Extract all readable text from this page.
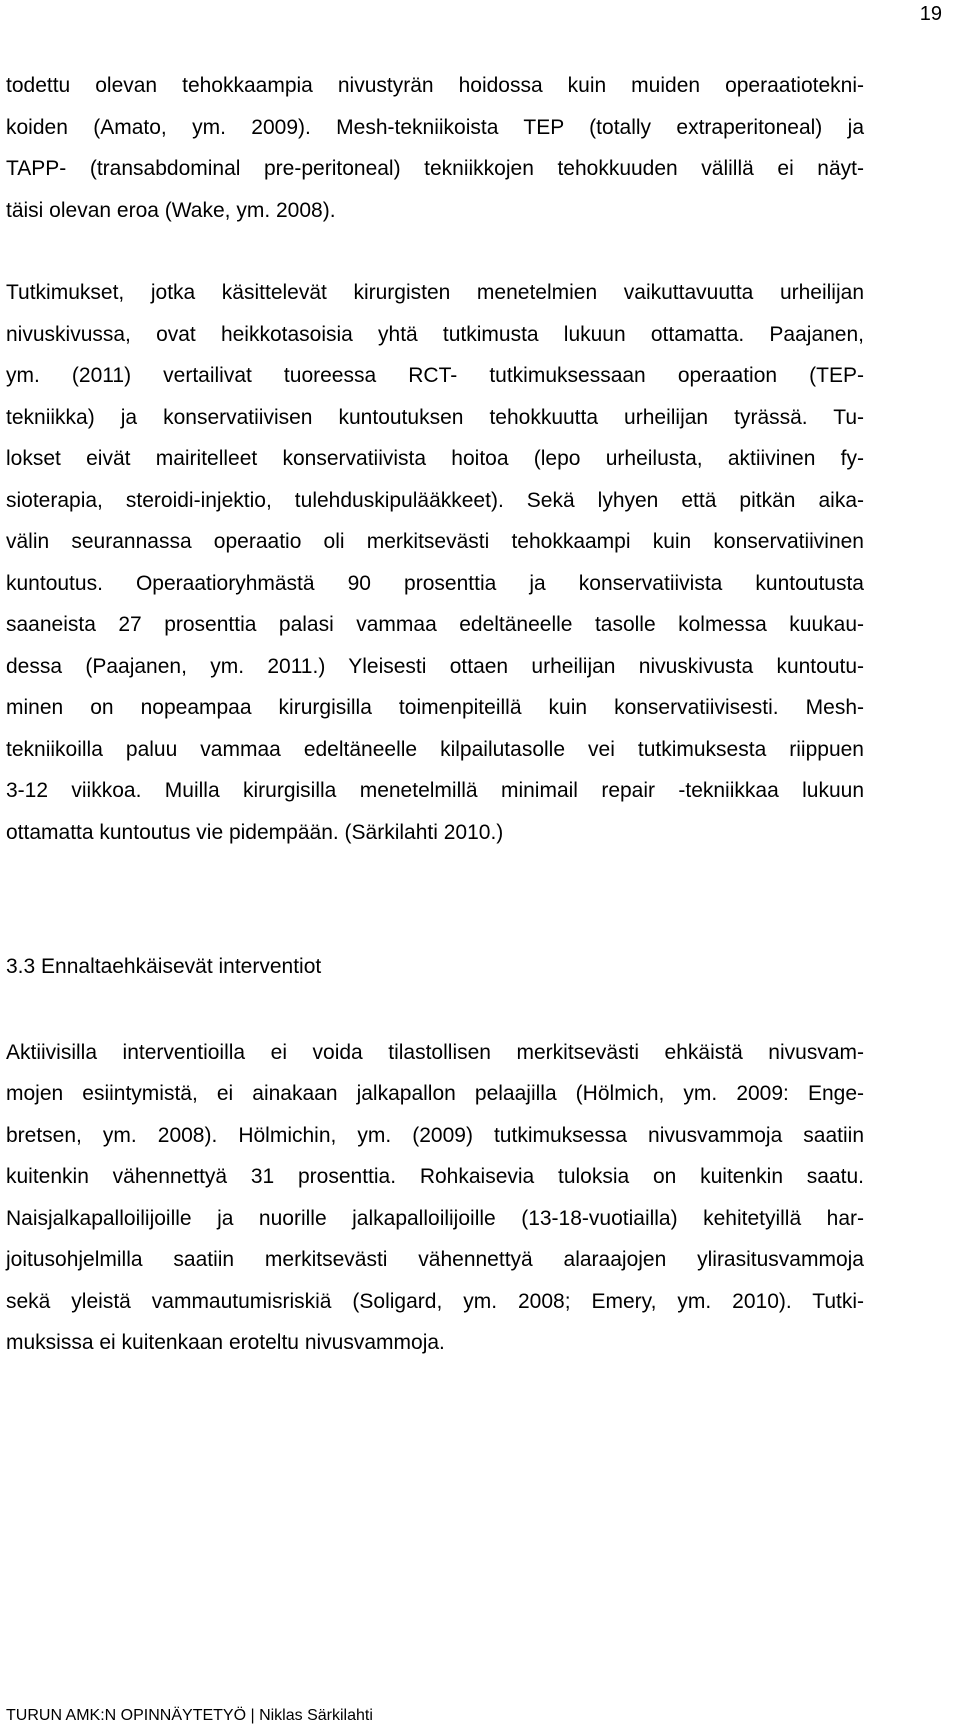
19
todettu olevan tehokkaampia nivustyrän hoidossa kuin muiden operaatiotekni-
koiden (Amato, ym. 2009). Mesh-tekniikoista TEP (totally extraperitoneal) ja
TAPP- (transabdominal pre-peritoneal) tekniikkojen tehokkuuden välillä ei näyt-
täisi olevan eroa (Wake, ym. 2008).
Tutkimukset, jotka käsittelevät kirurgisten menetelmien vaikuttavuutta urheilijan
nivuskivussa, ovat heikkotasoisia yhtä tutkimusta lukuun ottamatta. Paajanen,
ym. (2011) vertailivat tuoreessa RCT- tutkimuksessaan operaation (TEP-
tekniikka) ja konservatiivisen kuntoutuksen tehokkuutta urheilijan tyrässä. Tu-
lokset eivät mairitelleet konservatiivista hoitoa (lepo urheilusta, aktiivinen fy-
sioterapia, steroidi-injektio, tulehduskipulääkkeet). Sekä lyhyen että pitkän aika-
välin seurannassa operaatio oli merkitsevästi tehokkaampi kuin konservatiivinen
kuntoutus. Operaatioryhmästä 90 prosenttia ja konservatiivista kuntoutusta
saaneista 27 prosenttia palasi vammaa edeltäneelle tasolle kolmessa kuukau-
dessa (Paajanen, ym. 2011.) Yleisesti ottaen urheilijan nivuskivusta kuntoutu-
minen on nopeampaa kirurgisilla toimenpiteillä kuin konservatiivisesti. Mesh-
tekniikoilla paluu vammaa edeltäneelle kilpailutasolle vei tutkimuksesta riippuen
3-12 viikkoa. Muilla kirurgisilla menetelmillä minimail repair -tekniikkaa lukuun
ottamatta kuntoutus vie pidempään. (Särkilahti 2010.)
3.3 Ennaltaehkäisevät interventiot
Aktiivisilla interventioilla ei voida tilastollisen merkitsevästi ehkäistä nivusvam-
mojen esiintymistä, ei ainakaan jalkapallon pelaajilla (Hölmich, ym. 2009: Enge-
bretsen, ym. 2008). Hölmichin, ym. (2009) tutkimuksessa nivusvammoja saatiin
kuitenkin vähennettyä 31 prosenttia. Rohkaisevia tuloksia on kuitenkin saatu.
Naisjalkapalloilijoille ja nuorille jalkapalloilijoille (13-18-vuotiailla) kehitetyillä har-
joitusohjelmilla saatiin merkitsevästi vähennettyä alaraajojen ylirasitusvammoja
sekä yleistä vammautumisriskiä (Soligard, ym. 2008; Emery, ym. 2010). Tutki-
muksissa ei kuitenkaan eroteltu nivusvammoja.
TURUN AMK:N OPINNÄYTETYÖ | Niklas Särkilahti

---

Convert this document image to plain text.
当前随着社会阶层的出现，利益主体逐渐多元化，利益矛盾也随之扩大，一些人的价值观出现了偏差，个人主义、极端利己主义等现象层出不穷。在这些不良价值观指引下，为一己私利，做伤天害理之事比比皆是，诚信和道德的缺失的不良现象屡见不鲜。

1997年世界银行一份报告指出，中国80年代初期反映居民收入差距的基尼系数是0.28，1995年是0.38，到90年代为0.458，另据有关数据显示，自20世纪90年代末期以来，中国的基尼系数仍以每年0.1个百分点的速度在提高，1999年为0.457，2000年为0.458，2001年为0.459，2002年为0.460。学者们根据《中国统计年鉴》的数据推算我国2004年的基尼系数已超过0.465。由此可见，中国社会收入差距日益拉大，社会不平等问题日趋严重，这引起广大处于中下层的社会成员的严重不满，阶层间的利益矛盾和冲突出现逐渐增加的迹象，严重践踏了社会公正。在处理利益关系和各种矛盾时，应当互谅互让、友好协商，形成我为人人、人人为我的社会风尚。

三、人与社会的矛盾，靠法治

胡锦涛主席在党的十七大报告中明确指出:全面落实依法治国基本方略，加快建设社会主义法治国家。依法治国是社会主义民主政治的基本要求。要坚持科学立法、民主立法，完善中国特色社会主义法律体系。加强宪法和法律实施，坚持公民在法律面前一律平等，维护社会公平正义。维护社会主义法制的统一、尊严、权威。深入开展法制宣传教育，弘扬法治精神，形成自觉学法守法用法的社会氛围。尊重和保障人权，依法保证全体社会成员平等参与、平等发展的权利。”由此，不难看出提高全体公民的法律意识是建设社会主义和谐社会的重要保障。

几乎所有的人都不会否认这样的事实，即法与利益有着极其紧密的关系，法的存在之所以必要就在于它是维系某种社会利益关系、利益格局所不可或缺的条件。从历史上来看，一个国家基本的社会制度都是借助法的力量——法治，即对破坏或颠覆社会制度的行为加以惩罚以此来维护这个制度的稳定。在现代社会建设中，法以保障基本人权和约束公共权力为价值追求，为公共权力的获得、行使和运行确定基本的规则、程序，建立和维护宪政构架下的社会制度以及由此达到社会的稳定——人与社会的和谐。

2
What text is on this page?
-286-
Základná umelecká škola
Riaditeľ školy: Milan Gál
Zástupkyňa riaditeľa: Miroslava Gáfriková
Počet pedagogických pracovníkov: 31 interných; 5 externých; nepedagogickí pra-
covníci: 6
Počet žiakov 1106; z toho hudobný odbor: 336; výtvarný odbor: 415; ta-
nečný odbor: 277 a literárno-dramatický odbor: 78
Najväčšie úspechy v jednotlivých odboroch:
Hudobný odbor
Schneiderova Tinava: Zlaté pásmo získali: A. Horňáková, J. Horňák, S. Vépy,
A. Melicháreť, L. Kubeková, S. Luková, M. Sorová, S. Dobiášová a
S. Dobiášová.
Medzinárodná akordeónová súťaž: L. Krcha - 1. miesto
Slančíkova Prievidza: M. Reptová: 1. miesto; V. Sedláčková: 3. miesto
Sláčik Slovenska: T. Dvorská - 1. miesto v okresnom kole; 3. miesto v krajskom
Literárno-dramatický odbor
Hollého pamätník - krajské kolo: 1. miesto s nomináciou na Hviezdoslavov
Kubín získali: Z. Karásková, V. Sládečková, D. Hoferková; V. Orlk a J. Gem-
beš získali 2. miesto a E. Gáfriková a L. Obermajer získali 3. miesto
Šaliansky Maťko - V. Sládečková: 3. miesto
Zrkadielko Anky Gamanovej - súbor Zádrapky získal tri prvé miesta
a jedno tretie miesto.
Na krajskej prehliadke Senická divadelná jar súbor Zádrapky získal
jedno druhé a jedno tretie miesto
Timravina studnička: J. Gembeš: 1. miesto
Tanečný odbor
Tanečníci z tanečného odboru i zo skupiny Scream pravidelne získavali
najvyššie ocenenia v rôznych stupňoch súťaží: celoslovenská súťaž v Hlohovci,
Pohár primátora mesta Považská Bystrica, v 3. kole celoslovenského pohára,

Task to carry out →
Lines that hold the word "olevan" are the ones to return, every one of them.

Output below →
todettu olevan tehokkaampia nivustyrän hoidossa kuin muiden operaatiotekni-
täisi olevan eroa (Wake, ym. 2008).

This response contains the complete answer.